[Entries from a dataset]

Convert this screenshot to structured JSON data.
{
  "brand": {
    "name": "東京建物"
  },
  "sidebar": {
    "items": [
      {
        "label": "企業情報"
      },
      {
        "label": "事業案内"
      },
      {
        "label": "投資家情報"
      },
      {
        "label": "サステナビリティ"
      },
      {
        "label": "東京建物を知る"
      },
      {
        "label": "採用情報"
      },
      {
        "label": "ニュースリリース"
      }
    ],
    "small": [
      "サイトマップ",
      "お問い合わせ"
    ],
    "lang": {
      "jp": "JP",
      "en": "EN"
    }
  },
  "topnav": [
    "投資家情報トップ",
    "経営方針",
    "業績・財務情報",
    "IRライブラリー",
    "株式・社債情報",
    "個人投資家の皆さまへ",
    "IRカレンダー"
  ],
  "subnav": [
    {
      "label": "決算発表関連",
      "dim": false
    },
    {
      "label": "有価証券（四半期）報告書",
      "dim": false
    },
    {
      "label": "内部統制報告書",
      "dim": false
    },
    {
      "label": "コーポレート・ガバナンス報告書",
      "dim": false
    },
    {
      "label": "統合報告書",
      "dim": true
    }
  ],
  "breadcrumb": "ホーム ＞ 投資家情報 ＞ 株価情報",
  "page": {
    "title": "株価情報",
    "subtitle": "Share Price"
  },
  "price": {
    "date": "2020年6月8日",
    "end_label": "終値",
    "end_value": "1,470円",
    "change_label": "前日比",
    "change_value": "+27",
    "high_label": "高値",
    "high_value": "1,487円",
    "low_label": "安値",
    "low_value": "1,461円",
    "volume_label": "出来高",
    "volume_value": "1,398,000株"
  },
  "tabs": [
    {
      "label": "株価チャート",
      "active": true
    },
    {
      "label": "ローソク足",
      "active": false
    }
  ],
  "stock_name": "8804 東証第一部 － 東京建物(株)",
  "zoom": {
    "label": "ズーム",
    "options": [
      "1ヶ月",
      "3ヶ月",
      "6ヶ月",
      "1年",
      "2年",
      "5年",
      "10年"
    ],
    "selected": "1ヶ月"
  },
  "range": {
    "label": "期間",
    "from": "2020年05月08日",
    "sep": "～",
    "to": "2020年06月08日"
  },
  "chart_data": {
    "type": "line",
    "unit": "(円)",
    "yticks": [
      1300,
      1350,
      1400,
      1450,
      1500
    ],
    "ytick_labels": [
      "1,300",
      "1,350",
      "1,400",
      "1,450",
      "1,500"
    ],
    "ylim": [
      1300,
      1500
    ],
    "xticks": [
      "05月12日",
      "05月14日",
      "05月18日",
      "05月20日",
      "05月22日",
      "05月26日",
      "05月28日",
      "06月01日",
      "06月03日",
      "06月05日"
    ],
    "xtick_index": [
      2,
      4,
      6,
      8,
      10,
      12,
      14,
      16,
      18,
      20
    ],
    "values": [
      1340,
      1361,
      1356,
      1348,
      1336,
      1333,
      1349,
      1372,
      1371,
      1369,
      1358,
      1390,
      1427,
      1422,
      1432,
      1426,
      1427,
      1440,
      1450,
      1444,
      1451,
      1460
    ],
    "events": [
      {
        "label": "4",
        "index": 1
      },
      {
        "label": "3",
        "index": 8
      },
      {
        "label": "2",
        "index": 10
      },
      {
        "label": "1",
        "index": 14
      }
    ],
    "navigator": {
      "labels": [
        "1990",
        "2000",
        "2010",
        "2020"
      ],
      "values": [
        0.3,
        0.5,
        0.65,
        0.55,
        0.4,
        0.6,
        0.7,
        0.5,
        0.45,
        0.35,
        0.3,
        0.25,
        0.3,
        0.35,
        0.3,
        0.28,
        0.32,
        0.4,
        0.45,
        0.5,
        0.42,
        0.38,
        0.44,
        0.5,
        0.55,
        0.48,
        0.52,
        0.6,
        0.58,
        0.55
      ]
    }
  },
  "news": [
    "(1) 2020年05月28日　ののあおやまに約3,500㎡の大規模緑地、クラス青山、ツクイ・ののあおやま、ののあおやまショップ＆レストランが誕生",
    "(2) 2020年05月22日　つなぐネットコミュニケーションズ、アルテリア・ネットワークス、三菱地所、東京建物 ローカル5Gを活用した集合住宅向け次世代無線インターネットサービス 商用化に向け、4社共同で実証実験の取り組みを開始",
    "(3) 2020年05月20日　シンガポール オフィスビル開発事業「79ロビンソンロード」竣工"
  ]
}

WRITTEN REQUEST
Within the listing above, work out how many lines contain the string "株価情報", and reply with that number only.

WRITTEN ANSWER
2